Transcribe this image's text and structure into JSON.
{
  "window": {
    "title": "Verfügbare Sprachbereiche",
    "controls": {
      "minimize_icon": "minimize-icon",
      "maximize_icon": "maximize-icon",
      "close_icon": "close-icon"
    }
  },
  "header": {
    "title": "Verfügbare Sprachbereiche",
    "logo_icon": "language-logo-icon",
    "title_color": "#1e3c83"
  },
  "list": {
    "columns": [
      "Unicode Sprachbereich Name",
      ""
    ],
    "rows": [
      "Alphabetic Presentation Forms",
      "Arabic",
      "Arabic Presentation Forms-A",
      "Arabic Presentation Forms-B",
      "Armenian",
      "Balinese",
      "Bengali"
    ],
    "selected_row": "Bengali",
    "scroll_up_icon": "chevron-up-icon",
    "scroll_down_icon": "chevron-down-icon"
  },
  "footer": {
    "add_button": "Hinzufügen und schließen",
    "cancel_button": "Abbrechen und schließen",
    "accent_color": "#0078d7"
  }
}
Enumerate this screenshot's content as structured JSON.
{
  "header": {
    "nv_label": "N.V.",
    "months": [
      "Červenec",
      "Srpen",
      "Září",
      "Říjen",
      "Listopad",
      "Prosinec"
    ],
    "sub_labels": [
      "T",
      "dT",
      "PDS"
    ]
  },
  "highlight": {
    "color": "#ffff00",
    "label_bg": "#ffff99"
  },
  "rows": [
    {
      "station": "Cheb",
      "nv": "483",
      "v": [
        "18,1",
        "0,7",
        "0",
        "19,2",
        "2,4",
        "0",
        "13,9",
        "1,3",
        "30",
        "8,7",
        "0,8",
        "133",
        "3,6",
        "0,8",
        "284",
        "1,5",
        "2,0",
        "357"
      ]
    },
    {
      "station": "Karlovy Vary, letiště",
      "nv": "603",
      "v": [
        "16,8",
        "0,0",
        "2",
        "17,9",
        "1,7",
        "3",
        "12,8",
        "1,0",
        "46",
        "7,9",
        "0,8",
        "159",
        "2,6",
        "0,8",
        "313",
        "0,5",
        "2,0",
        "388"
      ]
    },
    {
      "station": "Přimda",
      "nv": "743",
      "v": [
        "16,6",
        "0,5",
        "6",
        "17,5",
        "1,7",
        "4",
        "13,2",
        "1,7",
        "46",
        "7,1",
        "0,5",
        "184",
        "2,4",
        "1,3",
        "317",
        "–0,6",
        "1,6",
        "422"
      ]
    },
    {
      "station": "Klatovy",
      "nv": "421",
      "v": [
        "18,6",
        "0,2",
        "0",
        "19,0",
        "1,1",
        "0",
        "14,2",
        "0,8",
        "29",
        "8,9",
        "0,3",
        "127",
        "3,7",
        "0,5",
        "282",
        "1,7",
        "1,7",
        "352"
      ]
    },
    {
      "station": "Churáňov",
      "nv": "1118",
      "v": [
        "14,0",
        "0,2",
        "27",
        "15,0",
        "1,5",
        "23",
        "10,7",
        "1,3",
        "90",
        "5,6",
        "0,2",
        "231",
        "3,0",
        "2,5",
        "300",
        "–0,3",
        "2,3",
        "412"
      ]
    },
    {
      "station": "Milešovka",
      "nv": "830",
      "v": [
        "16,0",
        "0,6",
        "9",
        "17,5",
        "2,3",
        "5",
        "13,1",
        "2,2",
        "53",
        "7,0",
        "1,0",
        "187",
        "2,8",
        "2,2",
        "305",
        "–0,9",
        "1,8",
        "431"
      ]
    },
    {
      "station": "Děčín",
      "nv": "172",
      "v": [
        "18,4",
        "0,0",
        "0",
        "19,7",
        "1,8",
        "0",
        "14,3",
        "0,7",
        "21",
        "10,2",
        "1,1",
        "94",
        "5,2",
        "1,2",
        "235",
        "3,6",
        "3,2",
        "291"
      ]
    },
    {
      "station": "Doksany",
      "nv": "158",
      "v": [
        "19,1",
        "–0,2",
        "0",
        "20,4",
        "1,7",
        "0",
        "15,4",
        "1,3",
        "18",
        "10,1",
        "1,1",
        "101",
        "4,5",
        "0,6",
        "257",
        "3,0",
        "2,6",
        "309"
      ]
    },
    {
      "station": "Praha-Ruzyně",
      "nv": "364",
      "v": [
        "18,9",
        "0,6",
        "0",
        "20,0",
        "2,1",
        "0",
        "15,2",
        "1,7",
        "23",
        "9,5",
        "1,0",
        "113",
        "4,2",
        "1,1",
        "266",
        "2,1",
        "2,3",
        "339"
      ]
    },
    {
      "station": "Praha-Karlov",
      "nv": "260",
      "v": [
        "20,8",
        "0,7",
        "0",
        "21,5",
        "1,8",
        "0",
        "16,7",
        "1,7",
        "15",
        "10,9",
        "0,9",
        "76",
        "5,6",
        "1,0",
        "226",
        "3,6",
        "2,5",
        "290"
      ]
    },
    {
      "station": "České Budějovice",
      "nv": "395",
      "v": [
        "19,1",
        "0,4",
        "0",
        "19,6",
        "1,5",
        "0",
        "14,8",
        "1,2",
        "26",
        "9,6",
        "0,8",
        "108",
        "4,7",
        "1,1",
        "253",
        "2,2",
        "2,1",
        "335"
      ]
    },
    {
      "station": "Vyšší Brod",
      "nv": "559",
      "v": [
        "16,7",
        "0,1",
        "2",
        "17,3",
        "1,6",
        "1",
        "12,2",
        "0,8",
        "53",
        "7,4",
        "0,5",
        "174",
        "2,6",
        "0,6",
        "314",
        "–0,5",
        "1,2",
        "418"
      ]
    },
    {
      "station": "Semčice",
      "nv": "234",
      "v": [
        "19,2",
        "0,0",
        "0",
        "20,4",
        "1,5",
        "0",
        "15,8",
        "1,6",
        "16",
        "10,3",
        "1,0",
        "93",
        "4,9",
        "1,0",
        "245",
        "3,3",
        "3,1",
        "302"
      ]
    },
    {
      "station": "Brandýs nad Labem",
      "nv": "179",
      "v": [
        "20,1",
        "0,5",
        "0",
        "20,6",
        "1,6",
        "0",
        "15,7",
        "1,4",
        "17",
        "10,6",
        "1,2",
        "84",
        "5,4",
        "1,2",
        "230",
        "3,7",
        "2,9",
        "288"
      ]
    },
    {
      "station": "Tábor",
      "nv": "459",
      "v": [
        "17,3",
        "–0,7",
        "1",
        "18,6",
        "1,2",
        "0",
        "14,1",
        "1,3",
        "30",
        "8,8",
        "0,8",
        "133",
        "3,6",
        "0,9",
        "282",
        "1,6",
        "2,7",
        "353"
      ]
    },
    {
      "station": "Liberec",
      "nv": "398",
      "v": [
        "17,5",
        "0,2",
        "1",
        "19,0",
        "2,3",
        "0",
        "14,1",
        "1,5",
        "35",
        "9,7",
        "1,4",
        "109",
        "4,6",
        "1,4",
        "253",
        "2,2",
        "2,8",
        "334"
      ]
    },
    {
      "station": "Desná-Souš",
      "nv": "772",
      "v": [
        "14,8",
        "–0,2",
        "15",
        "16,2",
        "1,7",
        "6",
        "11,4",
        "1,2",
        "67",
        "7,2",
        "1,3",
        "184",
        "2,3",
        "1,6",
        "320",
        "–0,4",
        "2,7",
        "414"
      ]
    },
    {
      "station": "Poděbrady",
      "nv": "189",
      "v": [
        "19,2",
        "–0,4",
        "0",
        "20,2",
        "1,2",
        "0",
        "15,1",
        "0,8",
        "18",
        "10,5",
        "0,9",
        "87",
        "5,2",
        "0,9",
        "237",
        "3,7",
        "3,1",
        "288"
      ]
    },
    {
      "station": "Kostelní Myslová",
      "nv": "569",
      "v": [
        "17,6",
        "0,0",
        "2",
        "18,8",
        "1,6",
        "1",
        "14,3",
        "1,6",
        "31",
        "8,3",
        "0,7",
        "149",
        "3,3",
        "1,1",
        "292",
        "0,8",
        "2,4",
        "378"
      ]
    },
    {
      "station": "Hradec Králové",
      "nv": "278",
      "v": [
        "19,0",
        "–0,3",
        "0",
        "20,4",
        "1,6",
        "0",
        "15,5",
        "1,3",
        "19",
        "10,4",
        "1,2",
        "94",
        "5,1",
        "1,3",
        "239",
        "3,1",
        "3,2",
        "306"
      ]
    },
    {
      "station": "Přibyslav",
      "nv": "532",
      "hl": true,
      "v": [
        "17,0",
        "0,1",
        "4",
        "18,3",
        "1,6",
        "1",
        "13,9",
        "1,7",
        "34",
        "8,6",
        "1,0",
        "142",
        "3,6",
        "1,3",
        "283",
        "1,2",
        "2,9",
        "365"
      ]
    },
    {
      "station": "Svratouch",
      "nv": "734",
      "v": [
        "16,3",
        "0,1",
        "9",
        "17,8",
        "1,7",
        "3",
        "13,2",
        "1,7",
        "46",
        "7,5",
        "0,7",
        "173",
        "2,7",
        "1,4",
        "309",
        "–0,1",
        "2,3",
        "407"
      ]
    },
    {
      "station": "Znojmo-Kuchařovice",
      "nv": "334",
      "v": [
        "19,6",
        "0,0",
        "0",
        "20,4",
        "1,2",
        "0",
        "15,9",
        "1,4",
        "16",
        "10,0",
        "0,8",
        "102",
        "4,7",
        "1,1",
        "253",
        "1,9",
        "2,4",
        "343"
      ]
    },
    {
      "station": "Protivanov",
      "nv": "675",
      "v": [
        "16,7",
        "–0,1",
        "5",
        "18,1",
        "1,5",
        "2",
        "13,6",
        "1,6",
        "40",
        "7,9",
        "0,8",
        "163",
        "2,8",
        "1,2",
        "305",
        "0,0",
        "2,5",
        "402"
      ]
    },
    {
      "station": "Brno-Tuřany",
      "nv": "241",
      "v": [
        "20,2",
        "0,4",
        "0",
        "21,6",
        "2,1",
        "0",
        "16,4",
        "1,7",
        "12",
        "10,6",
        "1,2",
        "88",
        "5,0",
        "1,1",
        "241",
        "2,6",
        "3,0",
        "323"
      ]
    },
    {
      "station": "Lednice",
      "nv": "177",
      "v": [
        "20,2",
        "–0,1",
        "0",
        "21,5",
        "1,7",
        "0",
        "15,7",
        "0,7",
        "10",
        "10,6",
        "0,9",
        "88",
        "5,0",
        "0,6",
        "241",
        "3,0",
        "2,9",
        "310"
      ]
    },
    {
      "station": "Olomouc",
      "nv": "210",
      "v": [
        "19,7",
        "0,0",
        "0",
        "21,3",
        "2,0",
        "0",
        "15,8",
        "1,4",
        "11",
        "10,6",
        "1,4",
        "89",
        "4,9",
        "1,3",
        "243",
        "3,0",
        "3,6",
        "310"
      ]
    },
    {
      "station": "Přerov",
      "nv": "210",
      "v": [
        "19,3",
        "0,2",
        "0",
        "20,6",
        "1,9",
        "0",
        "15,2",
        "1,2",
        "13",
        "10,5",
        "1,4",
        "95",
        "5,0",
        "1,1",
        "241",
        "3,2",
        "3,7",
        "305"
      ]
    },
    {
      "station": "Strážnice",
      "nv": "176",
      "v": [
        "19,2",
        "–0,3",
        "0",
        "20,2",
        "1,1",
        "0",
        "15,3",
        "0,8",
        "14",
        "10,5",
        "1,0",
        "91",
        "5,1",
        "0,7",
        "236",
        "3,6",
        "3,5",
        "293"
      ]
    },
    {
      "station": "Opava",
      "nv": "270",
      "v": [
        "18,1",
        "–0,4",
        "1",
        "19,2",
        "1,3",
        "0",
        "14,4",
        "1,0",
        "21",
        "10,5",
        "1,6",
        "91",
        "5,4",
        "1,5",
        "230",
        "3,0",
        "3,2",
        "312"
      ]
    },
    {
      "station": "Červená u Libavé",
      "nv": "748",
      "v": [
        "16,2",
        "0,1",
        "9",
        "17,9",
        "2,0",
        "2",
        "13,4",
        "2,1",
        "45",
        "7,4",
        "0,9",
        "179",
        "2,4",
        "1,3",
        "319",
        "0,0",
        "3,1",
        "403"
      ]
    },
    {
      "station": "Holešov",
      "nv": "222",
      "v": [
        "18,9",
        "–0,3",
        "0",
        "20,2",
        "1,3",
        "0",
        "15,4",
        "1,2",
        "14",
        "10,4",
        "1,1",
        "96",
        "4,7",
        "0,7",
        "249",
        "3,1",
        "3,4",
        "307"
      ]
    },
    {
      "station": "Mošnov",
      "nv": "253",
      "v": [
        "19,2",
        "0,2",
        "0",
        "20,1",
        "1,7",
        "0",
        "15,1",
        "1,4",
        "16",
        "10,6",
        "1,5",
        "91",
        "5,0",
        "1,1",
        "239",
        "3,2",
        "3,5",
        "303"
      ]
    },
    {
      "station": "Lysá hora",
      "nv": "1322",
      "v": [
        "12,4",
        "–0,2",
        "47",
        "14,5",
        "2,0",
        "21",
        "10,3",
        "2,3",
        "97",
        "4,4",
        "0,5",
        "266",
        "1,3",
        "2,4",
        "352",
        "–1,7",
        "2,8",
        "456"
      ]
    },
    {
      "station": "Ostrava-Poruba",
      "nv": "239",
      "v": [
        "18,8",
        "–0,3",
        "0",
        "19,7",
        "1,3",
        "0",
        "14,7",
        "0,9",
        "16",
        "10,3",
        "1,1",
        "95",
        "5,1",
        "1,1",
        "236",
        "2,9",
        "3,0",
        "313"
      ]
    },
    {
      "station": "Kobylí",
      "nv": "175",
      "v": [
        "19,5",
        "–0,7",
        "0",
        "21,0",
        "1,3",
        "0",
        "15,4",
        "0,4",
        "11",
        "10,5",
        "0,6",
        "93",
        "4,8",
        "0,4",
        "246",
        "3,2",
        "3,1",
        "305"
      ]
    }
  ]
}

Problem details
List the lines that contain the word "Forms".

Answer
      "Alphabetic Presentation Forms",
      "Arabic Presentation Forms-A",
      "Arabic Presentation Forms-B",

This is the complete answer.